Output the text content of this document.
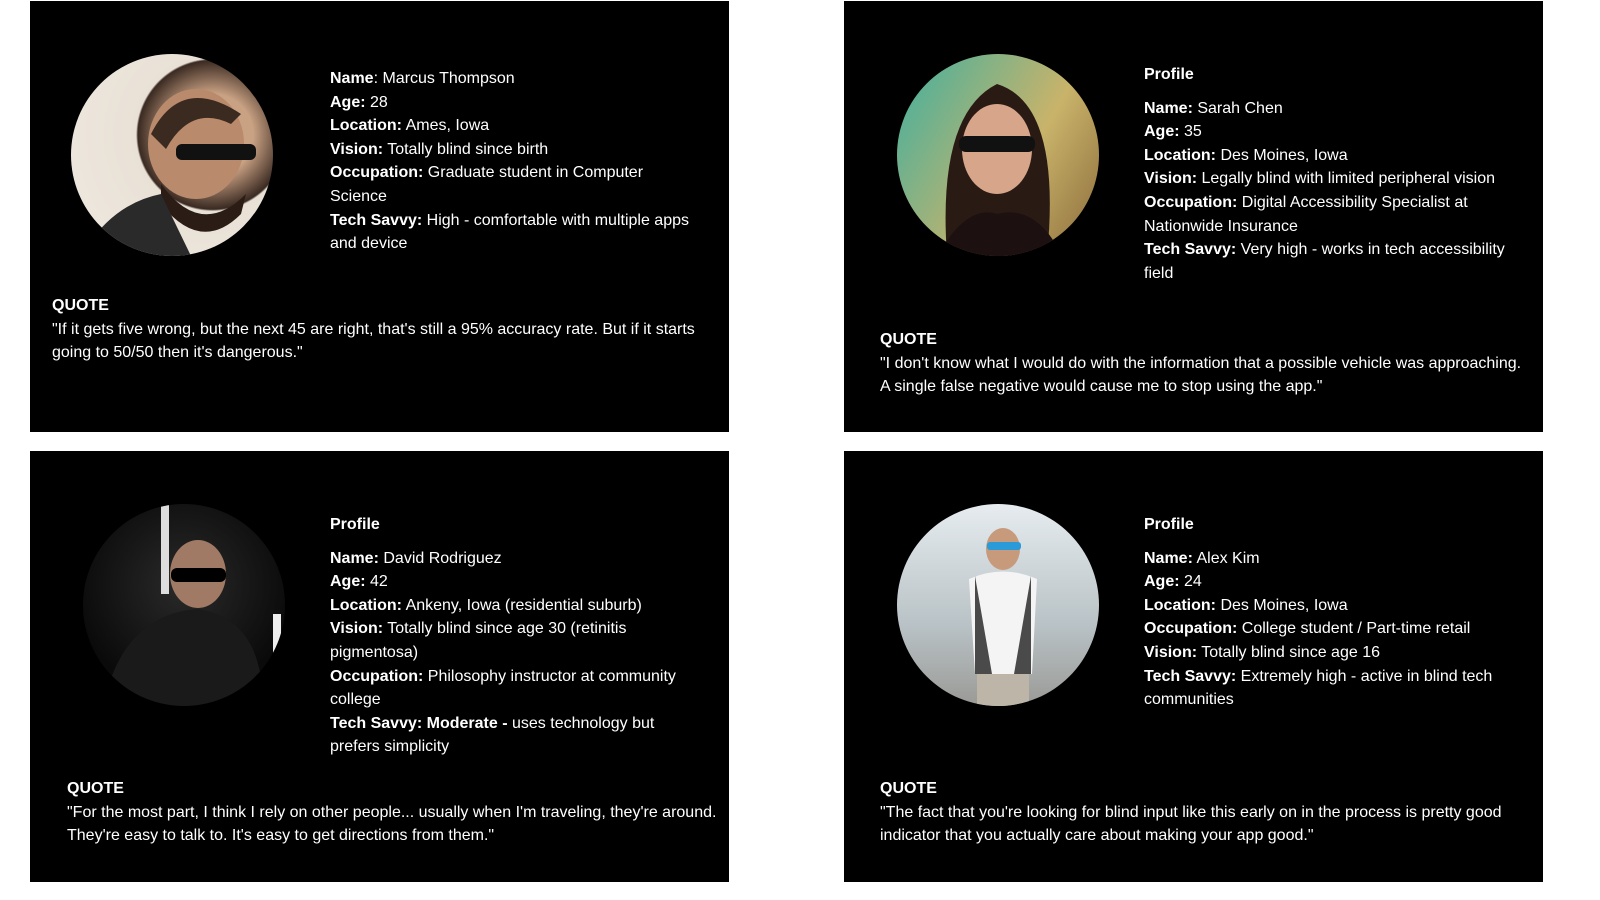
Name: Marcus Thompson
Age: 28
Location: Ames, Iowa
Vision: Totally blind since birth
Occupation: Graduate student in Computer Science
Tech Savvy: High - comfortable with multiple apps and device
QUOTE
"If it gets five wrong, but the next 45 are right, that's still a 95% accuracy rate. But if it starts going to 50/50 then it's dangerous."
Profile
Name: Sarah Chen
Age: 35
Location: Des Moines, Iowa
Vision: Legally blind with limited peripheral vision
Occupation: Digital Accessibility Specialist at Nationwide Insurance
Tech Savvy: Very high - works in tech accessibility field
QUOTE
"I don't know what I would do with the information that a possible vehicle was approaching. A single false negative would cause me to stop using the app."
Profile
Name: David Rodriguez
Age: 42
Location: Ankeny, Iowa (residential suburb)
Vision: Totally blind since age 30 (retinitis pigmentosa)
Occupation: Philosophy instructor at community college
Tech Savvy: Moderate - uses technology but prefers simplicity
QUOTE
"For the most part, I think I rely on other people... usually when I'm traveling, they're around. They're easy to talk to. It's easy to get directions from them."
Profile
Name: Alex Kim
Age: 24
Location: Des Moines, Iowa
Occupation: College student / Part-time retail
Vision: Totally blind since age 16
Tech Savvy: Extremely high - active in blind tech communities
QUOTE
"The fact that you're looking for blind input like this early on in the process is pretty good indicator that you actually care about making your app good."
======
**WHAT THE TASK ASKS:** Write out the full listing verbatim, excluding its pictures.

**CORRECT OUTPUT:**
Output the text content of this document.
Name: Marcus Thompson
Age: 28
Location: Ames, Iowa
Vision: Totally blind since birth
Occupation: Graduate student in Computer Science
Tech Savvy: High - comfortable with multiple apps and device
QUOTE
"If it gets five wrong, but the next 45 are right, that's still a 95% accuracy rate. But if it starts going to 50/50 then it's dangerous."
Profile
Name: Sarah Chen
Age: 35
Location: Des Moines, Iowa
Vision: Legally blind with limited peripheral vision
Occupation: Digital Accessibility Specialist at Nationwide Insurance
Tech Savvy: Very high - works in tech accessibility field
QUOTE
"I don't know what I would do with the information that a possible vehicle was approaching. A single false negative would cause me to stop using the app."
Profile
Name: David Rodriguez
Age: 42
Location: Ankeny, Iowa (residential suburb)
Vision: Totally blind since age 30 (retinitis pigmentosa)
Occupation: Philosophy instructor at community college
Tech Savvy: Moderate - uses technology but prefers simplicity
QUOTE
"For the most part, I think I rely on other people... usually when I'm traveling, they're around. They're easy to talk to. It's easy to get directions from them."
Profile
Name: Alex Kim
Age: 24
Location: Des Moines, Iowa
Occupation: College student / Part-time retail
Vision: Totally blind since age 16
Tech Savvy: Extremely high - active in blind tech communities
QUOTE
"The fact that you're looking for blind input like this early on in the process is pretty good indicator that you actually care about making your app good."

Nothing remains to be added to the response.